** Exercise brief **
Copy out each line below exactly as it appears.

** Entries supplied **

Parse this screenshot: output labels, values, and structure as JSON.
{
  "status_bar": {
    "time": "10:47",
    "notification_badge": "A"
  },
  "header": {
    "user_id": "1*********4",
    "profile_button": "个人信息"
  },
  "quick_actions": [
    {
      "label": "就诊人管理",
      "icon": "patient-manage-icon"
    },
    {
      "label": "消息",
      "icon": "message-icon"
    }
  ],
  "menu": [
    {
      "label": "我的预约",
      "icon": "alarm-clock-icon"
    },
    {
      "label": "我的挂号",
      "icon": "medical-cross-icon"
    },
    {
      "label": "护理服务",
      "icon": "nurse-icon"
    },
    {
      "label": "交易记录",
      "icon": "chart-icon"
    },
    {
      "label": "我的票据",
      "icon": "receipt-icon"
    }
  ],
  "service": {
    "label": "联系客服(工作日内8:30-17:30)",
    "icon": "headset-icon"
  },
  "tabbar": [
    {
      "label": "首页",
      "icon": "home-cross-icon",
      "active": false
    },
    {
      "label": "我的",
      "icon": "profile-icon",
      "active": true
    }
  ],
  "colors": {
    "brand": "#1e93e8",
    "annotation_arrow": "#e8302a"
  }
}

** Reply to the task **
Parse this screenshot: output labels, values, and structure as JSON.
{
  "status_bar": {
    "time": "10:47",
    "notification_badge": "A"
  },
  "header": {
    "user_id": "1*********4",
    "profile_button": "个人信息"
  },
  "quick_actions": [
    {
      "label": "就诊人管理",
      "icon": "patient-manage-icon"
    },
    {
      "label": "消息",
      "icon": "message-icon"
    }
  ],
  "menu": [
    {
      "label": "我的预约",
      "icon": "alarm-clock-icon"
    },
    {
      "label": "我的挂号",
      "icon": "medical-cross-icon"
    },
    {
      "label": "护理服务",
      "icon": "nurse-icon"
    },
    {
      "label": "交易记录",
      "icon": "chart-icon"
    },
    {
      "label": "我的票据",
      "icon": "receipt-icon"
    }
  ],
  "service": {
    "label": "联系客服(工作日内8:30-17:30)",
    "icon": "headset-icon"
  },
  "tabbar": [
    {
      "label": "首页",
      "icon": "home-cross-icon",
      "active": false
    },
    {
      "label": "我的",
      "icon": "profile-icon",
      "active": true
    }
  ],
  "colors": {
    "brand": "#1e93e8",
    "annotation_arrow": "#e8302a"
  }
}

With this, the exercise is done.